## begin Page excerpt

University of Virginia Libraries. 1998. Ad Hoc Committee on Digital Access. Final Report. Approved June 15, 1998.
5. Data Management: Collection Maintenance, Management, and Preservation
Once created, collections of free Web resources require maintenance. Unlike print resources, free sites are highly dynamic. Content changes or is revised rapidly. In the context of higher education, superseded content can be crucial. In the print environment, superseded content can be easily retained or, if transferred to another location, relatively easily retrieved. The Web does not guarantee equivalent availability and access to superseded information. Unless archived and readily available through that archive, superseded information ceases to exist. Because of this ephemeral aspect of the Web, effective maintenance of collections of Web resources is labor-intensive and calls for a long-term staffing commitment. Collection maintenance can be among the more costly aspects in building and managing scalable and sustainable collections of Web resources. Archiving “snapshots” of Web resources as they exist at any given moment requires staff time and server space. Providing a mirror site for information developed and maintained by a third party is also costly, but not necessarily prohibitive, if the need to preserve or mirror is acknowledged to be within the scope of the collection. The National Library of Australia Pandora Project recognizes its obligation to provide indefinite access to the Web sites it selects for the project, and it archives these sites at the time they are cataloged. The largest and best-known archiving project is Brewster Kahle’s Internet Archive, which employs Web-crawling robot software to collect Web pages from publicly accessible Web servers and examines links on these pages to locate, evaluate, and archive yet additional pages.
Maintenance tasks include the following:
- Link checking. Among the most persistent problems associated with collections of free Web resources are dead links. Various software programs are available to monitor links; these programs can be programmed to run at predetermined intervals. Recommended intervals range from once a week to once every three months. Longer intervals have proved counterproductive.

## end Page excerpt

Copy out the report excerpt on maintaining collections of free Web resources in full, word for word.

## begin Data

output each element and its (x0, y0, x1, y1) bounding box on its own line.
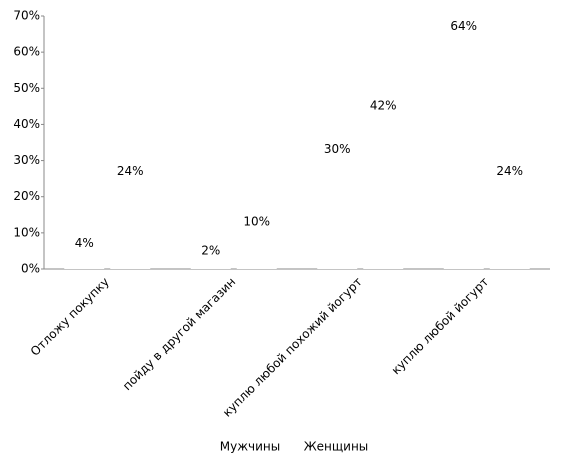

## end Data

» **In response**:
University of Virginia Libraries. 1998. Ad Hoc Committee on Digital Access. Final Report. Approved June 15, 1998.
5. Data Management: Collection Maintenance, Management, and Preservation
Once created, collections of free Web resources require maintenance. Unlike print resources, free sites are highly dynamic. Content changes or is revised rapidly. In the context of higher education, superseded content can be crucial. In the print environment, superseded content can be easily retained or, if transferred to another location, relatively easily retrieved. The Web does not guarantee equivalent availability and access to superseded information. Unless archived and readily available through that archive, superseded information ceases to exist. Because of this ephemeral aspect of the Web, effective maintenance of collections of Web resources is labor-intensive and calls for a long-term staffing commitment. Collection maintenance can be among the more costly aspects in building and managing scalable and sustainable collections of Web resources. Archiving “snapshots” of Web resources as they exist at any given moment requires staff time and server space. Providing a mirror site for information developed and maintained by a third party is also costly, but not necessarily prohibitive, if the need to preserve or mirror is acknowledged to be within the scope of the collection. The National Library of Australia Pandora Project recognizes its obligation to provide indefinite access to the Web sites it selects for the project, and it archives these sites at the time they are cataloged. The largest and best-known archiving project is Brewster Kahle’s Internet Archive, which employs Web-crawling robot software to collect Web pages from publicly accessible Web servers and examines links on these pages to locate, evaluate, and archive yet additional pages.
Maintenance tasks include the following:
- Link checking. Among the most persistent problems associated with collections of free Web resources are dead links. Various software programs are available to monitor links; these programs can be programmed to run at predetermined intervals. Recommended intervals range from once a week to once every three months. Longer intervals have proved counterproductive.